## WHAT THE TASK REQUIRES
From the records, pick out and copy each line containing "Days".

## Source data
# # # # #

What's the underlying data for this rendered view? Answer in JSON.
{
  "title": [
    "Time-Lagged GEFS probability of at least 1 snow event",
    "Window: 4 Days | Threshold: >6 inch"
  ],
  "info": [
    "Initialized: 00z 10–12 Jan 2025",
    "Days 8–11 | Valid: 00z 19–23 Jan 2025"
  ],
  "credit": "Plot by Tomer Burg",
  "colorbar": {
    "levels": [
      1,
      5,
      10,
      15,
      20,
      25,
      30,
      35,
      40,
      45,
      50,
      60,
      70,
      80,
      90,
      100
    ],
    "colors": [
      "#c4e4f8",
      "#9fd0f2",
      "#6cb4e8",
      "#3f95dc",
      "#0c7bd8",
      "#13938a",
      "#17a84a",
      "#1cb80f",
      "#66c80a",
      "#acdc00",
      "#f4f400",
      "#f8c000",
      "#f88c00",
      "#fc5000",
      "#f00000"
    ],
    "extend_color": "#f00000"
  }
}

# # # # #

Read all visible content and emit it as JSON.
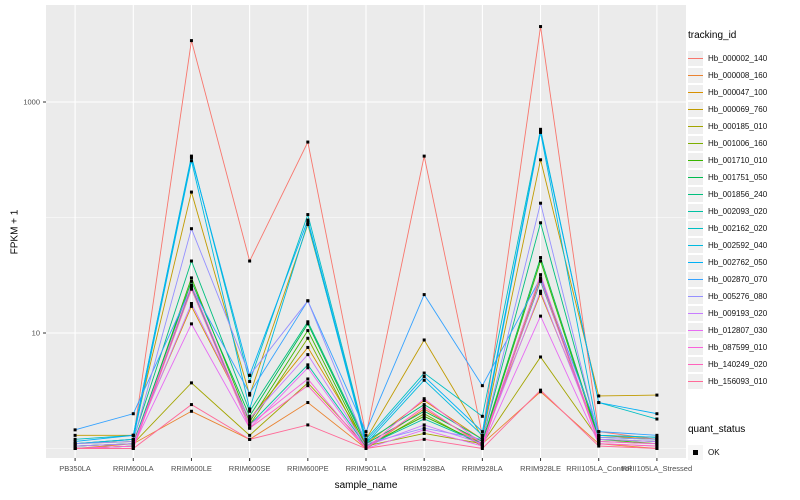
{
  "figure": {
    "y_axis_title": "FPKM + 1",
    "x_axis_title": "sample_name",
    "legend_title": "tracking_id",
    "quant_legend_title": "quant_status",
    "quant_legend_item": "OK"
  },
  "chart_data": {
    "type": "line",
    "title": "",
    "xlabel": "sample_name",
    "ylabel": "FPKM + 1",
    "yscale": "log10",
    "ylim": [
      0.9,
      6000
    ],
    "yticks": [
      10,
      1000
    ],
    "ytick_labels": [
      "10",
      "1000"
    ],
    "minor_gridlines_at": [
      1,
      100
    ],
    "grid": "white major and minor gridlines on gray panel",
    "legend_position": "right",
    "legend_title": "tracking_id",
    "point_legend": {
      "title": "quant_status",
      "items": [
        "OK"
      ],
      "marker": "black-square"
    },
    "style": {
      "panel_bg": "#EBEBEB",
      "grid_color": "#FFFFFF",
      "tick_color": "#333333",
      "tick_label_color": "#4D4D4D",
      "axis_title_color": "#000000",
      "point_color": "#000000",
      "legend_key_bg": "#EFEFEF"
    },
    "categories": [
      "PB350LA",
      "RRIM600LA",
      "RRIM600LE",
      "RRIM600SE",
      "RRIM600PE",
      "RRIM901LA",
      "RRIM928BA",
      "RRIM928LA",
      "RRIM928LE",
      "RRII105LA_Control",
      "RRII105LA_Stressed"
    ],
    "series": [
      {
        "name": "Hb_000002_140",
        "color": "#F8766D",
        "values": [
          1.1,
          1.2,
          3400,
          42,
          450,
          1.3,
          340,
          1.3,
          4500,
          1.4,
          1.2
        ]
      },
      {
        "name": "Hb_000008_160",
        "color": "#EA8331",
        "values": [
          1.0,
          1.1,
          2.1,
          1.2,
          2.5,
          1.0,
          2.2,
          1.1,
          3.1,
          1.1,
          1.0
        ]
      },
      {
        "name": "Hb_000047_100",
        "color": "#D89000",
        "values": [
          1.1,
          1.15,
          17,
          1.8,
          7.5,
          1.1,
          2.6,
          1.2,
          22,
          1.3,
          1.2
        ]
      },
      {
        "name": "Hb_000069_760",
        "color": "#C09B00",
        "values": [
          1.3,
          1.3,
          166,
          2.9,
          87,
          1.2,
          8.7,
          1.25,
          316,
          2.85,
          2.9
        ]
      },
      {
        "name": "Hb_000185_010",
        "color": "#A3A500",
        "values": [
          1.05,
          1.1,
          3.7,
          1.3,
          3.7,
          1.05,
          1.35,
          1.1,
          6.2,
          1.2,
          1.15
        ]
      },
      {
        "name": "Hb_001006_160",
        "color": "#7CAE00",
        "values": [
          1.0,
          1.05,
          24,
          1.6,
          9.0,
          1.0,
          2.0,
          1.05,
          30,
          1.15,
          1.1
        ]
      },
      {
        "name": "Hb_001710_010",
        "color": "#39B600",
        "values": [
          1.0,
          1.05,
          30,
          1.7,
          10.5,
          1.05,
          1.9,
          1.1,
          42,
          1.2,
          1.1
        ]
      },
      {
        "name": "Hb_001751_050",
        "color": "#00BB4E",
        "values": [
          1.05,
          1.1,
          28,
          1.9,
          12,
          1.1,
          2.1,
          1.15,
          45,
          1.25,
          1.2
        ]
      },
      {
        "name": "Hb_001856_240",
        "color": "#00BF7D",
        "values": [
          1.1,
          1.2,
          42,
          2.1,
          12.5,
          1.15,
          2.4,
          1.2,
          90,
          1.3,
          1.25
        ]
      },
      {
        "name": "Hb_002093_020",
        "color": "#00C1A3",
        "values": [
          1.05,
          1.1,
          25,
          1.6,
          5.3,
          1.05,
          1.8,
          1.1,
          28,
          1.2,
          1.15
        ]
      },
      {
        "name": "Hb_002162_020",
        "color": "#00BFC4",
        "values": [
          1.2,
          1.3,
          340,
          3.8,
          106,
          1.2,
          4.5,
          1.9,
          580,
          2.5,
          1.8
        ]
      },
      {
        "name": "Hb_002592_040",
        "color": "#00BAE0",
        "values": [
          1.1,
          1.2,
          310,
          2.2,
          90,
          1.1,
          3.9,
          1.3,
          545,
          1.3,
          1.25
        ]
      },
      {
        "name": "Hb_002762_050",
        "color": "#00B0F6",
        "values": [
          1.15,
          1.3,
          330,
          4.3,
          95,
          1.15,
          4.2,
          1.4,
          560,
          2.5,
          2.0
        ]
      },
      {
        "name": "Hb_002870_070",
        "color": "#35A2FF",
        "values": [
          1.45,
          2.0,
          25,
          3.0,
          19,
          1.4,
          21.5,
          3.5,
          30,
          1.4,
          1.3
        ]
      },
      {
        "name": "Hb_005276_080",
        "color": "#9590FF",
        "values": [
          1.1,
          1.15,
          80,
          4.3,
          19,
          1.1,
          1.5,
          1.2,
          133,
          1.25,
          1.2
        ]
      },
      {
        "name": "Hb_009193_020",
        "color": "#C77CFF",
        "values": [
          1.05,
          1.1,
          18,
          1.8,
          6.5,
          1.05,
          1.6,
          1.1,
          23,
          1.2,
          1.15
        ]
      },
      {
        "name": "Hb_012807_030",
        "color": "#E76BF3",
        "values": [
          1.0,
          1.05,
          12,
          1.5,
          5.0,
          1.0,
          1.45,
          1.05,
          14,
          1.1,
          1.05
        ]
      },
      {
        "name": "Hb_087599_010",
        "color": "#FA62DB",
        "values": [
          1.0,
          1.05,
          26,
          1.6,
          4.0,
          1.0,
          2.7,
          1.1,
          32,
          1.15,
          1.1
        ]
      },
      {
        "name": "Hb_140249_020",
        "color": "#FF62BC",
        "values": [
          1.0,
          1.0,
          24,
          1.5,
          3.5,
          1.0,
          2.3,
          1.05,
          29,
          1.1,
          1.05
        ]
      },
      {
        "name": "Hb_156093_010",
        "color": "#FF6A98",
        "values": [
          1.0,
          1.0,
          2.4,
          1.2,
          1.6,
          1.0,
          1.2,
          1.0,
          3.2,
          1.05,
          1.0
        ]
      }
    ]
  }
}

# # # # #

## TASK OUTPUT
    "Window: 4 Days | Threshold: >6 inch"
    "Days 8–11 | Valid: 00z 19–23 Jan 2025"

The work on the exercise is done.